- **Exercise description**
Find each line with "content" and copy it.

- **Collected data**
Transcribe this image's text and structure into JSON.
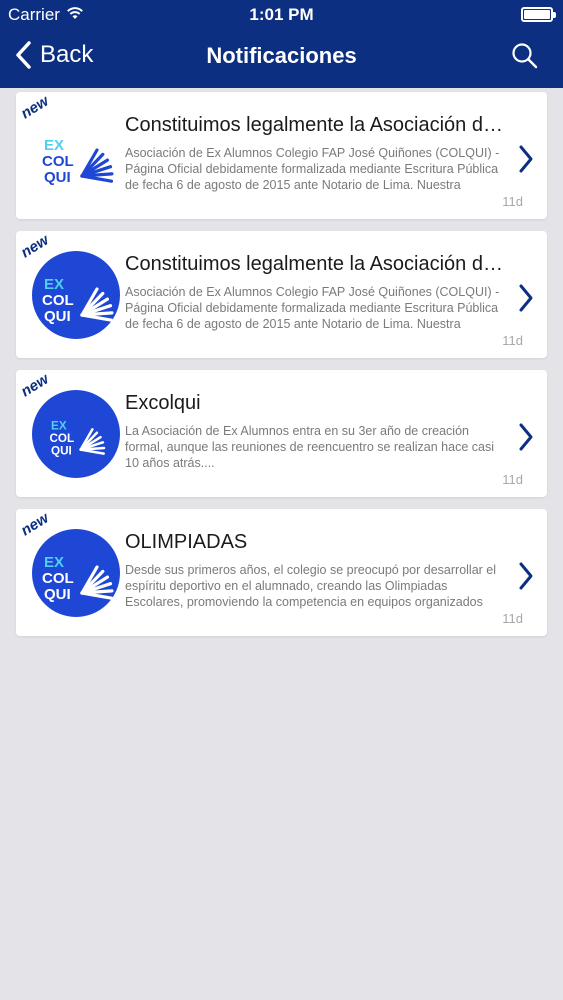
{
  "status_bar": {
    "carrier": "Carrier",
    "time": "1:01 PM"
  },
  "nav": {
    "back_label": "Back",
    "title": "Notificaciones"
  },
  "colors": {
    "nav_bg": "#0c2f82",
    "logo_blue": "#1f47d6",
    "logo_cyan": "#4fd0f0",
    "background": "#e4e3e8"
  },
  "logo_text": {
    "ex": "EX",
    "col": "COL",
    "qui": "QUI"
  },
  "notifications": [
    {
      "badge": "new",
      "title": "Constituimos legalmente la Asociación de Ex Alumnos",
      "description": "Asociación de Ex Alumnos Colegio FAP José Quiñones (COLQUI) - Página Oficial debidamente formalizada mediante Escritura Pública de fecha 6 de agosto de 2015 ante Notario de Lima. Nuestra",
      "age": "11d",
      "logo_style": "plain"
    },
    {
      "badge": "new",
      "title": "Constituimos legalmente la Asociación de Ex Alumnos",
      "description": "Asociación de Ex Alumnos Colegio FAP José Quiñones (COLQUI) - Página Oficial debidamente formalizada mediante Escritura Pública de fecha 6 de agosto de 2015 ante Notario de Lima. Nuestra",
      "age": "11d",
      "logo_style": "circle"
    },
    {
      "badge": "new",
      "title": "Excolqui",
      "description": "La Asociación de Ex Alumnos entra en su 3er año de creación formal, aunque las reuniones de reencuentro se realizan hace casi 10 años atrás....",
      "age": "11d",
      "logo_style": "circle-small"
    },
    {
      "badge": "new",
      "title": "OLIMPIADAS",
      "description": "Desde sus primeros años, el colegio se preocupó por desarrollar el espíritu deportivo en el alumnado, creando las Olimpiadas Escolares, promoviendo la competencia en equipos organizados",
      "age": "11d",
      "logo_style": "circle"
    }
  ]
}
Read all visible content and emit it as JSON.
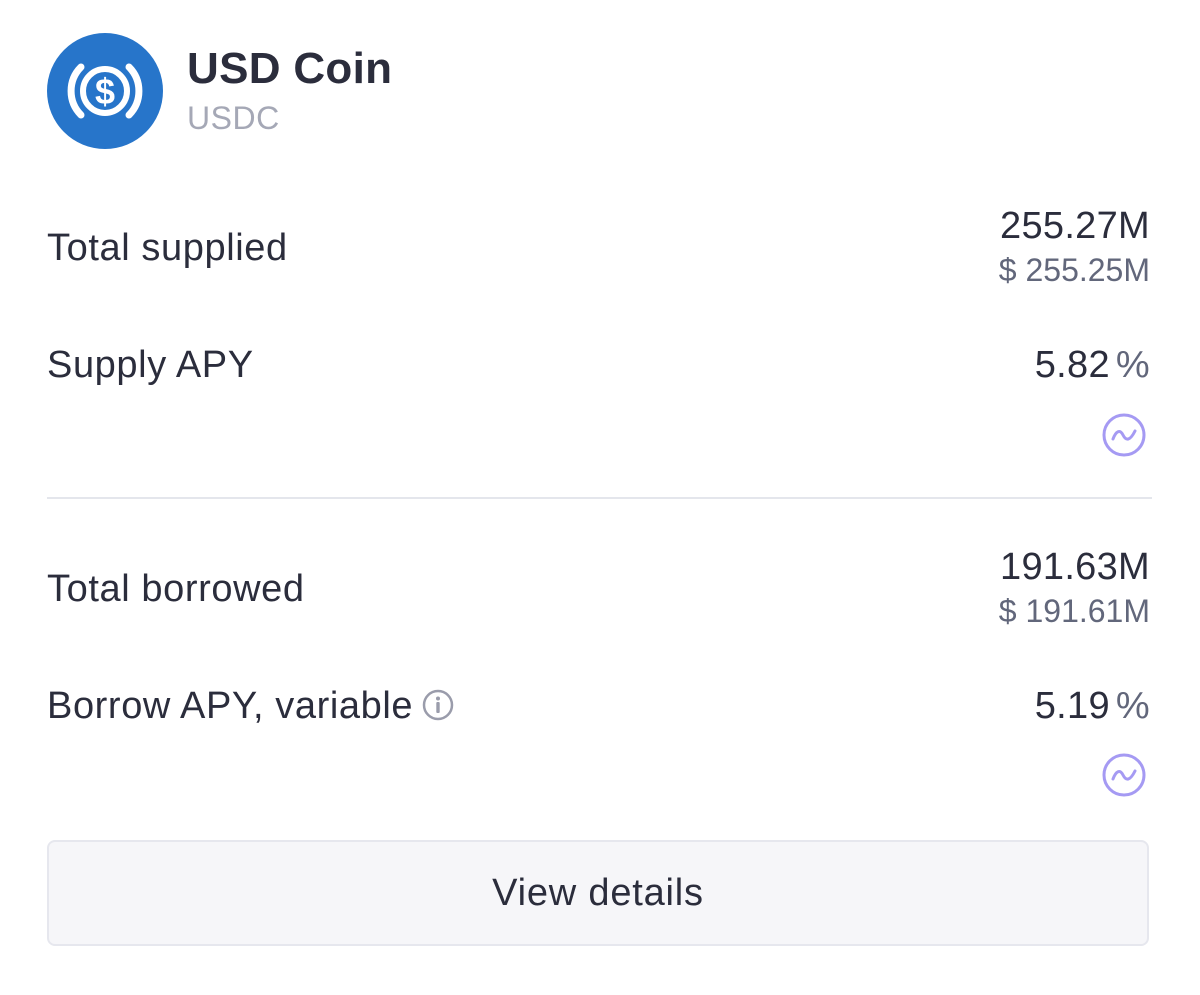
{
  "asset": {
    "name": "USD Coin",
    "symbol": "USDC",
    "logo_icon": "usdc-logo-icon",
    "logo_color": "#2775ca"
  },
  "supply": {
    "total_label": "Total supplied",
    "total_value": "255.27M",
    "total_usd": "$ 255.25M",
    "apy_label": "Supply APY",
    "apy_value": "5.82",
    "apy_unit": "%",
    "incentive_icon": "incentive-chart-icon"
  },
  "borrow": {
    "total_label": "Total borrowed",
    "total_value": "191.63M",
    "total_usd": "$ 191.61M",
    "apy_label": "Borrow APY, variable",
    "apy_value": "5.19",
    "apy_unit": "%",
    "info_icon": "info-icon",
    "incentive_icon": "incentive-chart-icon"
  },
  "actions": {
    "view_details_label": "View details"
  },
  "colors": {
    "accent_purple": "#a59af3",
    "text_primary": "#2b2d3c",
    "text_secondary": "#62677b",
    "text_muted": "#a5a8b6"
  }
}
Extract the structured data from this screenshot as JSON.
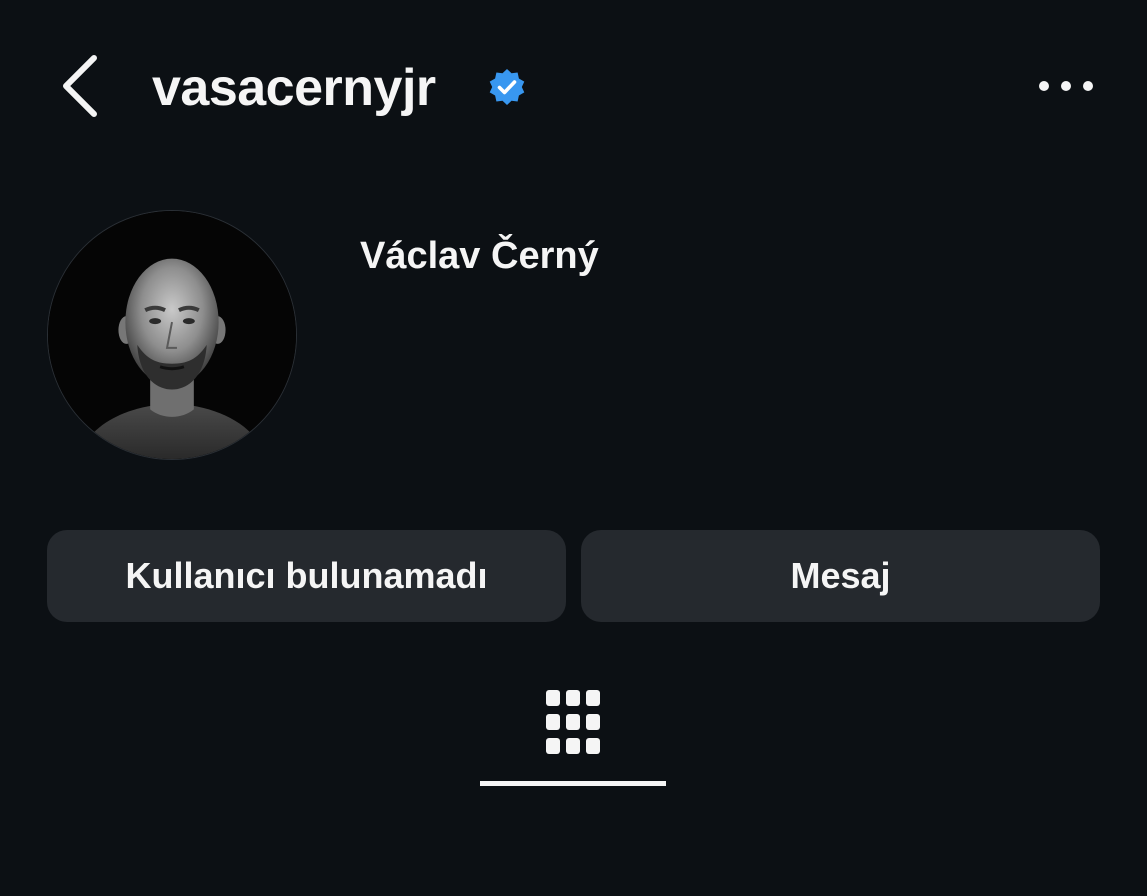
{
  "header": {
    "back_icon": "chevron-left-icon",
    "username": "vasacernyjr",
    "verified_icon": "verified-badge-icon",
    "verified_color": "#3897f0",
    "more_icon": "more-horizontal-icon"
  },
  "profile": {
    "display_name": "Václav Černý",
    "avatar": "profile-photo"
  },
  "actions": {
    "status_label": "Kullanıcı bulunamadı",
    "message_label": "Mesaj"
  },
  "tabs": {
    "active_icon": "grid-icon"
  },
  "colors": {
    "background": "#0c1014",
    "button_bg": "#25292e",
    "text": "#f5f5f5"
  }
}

--

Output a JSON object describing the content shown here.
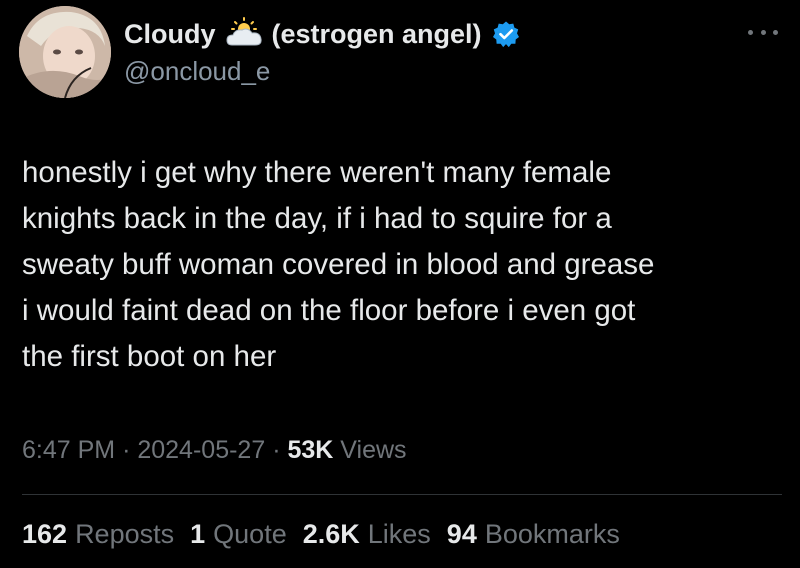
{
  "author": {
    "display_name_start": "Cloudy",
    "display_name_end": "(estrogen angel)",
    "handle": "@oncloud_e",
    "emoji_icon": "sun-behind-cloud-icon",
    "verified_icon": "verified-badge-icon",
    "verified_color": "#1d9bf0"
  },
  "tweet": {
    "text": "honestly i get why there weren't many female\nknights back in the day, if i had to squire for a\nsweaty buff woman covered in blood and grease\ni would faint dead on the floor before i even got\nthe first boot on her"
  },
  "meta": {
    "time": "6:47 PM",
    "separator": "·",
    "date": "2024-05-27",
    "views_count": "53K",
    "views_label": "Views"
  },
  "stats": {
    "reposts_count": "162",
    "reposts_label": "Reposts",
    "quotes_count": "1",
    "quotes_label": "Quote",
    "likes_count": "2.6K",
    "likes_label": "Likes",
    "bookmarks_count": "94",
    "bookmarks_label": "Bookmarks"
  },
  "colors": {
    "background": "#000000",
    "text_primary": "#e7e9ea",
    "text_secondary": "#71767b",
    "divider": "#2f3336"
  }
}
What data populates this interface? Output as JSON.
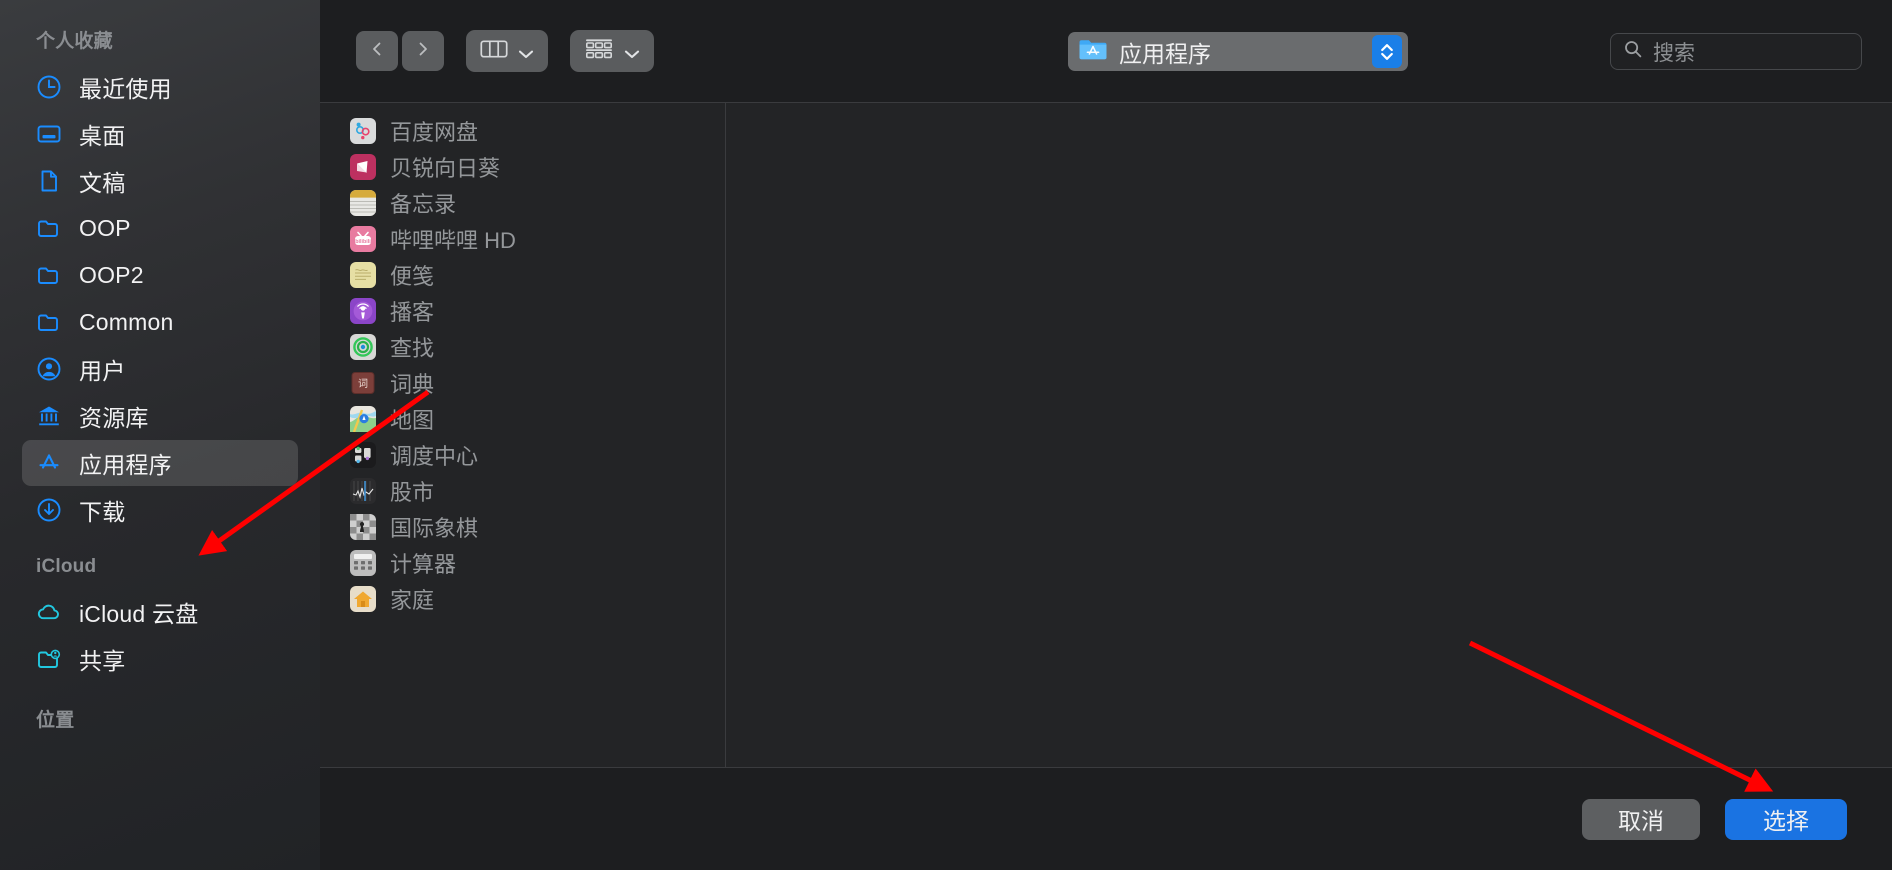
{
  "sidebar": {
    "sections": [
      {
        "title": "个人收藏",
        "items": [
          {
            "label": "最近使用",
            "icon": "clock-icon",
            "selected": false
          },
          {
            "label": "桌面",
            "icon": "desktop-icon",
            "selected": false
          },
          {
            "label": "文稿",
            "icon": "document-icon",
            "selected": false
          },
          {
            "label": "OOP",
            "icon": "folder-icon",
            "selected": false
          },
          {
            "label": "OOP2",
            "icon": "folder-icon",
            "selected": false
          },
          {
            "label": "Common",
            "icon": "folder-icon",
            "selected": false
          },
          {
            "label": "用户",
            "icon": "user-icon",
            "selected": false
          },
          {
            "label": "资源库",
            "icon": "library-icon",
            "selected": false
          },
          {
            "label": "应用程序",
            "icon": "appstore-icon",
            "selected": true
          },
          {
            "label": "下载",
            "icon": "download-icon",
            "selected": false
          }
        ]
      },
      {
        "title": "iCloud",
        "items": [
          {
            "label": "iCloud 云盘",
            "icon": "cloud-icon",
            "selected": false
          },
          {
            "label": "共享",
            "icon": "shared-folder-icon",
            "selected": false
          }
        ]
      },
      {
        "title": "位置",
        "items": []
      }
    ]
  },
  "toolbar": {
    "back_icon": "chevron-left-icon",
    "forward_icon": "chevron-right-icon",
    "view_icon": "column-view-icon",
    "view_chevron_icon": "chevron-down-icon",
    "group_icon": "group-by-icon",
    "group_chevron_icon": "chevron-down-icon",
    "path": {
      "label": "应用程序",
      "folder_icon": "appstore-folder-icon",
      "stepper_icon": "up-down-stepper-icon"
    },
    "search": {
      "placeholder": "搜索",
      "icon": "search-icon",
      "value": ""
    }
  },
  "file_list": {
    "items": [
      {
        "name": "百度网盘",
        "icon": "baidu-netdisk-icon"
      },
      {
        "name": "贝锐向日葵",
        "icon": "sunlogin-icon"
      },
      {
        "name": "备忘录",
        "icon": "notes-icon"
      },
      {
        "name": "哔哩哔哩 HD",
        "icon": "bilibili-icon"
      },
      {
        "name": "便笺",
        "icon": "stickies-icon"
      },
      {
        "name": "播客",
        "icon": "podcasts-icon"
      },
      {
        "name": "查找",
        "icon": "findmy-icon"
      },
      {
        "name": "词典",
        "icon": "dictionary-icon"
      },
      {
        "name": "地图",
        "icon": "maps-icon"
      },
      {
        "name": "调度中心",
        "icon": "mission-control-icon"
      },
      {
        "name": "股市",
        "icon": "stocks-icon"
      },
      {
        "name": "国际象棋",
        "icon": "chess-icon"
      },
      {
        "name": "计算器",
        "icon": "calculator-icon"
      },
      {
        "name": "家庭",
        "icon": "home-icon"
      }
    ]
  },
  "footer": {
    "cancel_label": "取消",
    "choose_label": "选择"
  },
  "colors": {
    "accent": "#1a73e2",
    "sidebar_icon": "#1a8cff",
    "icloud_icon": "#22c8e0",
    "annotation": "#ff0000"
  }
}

==

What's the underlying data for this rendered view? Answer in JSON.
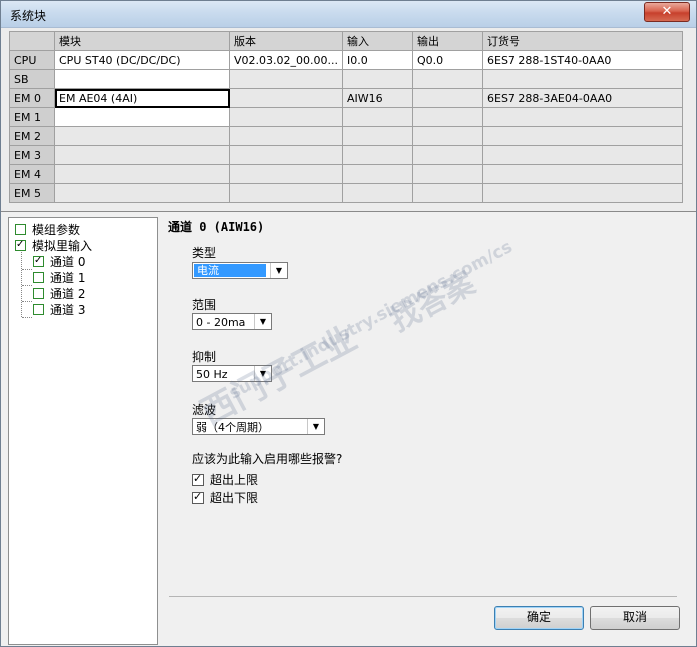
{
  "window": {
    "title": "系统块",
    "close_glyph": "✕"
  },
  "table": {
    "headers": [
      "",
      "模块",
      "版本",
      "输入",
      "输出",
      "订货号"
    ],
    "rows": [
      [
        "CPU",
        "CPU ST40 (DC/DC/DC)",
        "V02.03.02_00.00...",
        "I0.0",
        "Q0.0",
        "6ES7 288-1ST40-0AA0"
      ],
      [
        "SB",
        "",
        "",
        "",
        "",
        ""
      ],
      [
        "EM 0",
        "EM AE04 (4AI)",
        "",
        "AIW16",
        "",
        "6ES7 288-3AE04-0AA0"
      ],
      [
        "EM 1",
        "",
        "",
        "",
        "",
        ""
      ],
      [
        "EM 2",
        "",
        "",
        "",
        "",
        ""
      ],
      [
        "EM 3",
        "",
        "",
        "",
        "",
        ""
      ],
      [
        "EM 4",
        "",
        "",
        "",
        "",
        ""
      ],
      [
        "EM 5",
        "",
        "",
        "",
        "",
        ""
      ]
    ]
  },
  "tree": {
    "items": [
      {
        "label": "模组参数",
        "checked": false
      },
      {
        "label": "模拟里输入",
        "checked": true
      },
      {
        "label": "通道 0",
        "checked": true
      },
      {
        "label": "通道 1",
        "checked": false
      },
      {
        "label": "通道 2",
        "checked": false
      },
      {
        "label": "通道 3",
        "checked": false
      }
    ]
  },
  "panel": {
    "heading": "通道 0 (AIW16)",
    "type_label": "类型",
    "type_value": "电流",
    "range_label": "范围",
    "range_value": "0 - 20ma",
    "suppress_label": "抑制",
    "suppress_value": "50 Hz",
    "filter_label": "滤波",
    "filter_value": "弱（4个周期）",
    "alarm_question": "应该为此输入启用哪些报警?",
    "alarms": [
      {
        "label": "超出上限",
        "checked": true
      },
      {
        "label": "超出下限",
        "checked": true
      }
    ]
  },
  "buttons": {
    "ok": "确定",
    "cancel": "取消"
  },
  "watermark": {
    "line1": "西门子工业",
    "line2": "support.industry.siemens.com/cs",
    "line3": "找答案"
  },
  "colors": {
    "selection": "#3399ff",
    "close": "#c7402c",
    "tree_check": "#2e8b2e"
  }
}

- **Finished exercise**
Read all visible content and emit it as JSON.
Output a JSON object describing the content shown here.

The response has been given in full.